— Start of Data supplied —

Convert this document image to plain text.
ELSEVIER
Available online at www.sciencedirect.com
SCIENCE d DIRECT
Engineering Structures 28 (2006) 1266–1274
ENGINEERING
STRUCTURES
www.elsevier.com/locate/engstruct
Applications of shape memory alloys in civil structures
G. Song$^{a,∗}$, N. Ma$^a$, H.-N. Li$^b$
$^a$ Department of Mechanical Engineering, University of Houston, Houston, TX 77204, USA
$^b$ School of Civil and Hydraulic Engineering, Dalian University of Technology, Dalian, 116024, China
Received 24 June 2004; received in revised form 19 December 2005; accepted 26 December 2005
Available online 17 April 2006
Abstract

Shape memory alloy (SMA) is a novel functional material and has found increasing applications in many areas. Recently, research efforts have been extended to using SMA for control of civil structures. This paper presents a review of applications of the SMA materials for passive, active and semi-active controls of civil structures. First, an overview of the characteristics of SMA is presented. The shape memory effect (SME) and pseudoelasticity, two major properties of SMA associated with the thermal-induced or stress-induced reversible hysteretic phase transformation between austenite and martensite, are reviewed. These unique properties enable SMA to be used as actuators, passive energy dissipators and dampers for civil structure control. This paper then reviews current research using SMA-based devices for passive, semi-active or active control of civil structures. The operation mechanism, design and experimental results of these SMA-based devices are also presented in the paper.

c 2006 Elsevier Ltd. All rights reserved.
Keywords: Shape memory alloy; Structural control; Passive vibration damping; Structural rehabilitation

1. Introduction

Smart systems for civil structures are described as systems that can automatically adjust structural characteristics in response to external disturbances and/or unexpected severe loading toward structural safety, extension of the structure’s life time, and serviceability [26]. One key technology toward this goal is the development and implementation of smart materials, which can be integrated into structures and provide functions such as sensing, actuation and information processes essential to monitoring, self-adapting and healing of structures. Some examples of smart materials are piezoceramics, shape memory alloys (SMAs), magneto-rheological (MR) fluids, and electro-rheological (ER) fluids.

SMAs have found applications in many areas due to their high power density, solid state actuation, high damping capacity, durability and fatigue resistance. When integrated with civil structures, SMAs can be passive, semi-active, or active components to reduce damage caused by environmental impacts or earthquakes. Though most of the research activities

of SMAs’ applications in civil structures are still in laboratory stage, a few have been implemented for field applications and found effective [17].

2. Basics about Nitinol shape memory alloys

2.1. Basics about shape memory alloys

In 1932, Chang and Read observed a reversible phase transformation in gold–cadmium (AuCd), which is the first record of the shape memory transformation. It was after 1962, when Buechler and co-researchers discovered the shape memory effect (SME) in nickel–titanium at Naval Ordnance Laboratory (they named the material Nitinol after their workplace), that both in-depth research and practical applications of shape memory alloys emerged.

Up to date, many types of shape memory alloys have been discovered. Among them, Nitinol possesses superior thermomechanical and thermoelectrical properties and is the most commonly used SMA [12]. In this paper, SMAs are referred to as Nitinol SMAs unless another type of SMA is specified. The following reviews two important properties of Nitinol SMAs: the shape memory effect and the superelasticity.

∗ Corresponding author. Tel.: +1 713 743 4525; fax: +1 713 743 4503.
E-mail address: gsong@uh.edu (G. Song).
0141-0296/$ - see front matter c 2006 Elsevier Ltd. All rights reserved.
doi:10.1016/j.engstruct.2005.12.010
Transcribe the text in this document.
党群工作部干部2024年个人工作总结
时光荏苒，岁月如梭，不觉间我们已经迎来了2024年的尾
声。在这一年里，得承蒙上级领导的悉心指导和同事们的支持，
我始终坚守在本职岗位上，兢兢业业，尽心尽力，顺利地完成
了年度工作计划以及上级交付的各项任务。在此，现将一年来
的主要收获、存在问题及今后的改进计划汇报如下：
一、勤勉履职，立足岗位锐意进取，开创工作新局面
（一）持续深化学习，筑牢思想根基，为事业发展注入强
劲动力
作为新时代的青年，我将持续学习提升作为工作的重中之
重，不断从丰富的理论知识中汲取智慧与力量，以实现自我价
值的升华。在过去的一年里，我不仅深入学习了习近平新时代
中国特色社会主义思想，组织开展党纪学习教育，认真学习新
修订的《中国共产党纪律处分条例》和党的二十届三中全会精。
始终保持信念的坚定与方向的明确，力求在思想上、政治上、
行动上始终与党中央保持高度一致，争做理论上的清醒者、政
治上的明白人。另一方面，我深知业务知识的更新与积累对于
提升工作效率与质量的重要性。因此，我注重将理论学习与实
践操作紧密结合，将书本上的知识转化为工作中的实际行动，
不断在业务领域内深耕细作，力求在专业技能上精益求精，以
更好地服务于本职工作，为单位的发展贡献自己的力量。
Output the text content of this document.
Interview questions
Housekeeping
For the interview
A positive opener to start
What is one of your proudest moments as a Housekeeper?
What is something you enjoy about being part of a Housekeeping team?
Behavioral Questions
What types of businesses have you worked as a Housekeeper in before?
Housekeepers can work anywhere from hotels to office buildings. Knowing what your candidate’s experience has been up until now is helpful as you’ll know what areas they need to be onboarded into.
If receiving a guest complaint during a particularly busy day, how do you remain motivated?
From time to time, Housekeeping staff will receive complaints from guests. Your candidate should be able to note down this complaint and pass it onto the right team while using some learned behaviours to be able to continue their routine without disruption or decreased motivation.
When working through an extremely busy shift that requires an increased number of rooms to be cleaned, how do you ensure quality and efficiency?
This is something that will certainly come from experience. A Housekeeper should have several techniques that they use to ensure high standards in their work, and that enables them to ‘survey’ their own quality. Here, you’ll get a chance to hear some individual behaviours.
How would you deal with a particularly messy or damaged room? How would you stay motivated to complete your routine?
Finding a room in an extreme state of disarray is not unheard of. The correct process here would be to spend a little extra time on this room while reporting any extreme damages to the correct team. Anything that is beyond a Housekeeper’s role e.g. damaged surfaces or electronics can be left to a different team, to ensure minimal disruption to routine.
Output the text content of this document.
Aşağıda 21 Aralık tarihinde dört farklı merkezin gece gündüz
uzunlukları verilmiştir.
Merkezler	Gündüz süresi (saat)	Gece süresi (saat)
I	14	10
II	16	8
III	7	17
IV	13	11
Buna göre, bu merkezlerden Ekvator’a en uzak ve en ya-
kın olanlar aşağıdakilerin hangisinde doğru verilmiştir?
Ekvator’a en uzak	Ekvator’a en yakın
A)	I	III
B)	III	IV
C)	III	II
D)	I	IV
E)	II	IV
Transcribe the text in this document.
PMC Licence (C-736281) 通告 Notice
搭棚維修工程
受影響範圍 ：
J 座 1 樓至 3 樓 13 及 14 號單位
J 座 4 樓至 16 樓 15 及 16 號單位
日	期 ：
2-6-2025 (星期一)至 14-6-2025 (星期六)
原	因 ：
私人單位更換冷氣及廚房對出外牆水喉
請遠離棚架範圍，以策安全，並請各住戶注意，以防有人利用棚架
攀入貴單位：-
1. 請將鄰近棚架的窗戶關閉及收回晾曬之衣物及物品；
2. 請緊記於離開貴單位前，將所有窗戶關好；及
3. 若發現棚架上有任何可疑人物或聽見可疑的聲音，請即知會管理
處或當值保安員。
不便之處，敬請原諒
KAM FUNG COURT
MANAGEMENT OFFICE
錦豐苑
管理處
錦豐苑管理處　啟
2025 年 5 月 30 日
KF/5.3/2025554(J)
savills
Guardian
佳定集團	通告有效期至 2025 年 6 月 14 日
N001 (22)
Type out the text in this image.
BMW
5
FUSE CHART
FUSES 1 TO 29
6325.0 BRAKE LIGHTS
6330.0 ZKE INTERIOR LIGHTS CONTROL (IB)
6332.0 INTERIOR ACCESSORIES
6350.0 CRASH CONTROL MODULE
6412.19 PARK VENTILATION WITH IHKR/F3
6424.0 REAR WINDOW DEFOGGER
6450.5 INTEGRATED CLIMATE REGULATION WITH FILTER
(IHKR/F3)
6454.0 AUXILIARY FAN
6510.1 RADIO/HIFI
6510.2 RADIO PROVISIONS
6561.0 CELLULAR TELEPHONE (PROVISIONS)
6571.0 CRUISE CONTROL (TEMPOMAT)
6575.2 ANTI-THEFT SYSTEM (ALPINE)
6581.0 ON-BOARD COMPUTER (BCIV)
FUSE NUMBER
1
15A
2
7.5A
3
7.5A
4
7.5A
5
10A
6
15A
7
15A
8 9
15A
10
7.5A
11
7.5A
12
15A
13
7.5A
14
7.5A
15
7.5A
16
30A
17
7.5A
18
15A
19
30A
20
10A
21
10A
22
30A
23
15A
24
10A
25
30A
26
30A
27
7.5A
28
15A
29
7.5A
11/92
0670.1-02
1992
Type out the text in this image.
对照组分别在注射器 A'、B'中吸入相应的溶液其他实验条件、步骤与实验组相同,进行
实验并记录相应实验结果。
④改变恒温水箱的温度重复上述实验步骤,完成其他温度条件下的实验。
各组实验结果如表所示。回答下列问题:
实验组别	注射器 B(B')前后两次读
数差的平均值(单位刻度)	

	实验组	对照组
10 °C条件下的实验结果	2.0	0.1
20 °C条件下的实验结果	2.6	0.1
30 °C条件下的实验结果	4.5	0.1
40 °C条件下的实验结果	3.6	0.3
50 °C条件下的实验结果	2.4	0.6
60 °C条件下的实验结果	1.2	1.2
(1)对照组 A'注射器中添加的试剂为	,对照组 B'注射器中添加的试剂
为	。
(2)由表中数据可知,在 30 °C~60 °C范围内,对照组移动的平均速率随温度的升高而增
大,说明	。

— End of Data supplied —

List every line in the records above that contains the word "damping".

Keywords: Shape memory alloy; Structural control; Passive vibration damping; Structural rehabilitation
SMAs have found applications in many areas due to their high power density, solid state actuation, high damping capacity, durability and fatigue resistance. When integrated with civil structures, SMAs can be passive, semi-active, or active components to reduce damage caused by environmental impacts or earthquakes. Though most of the research activities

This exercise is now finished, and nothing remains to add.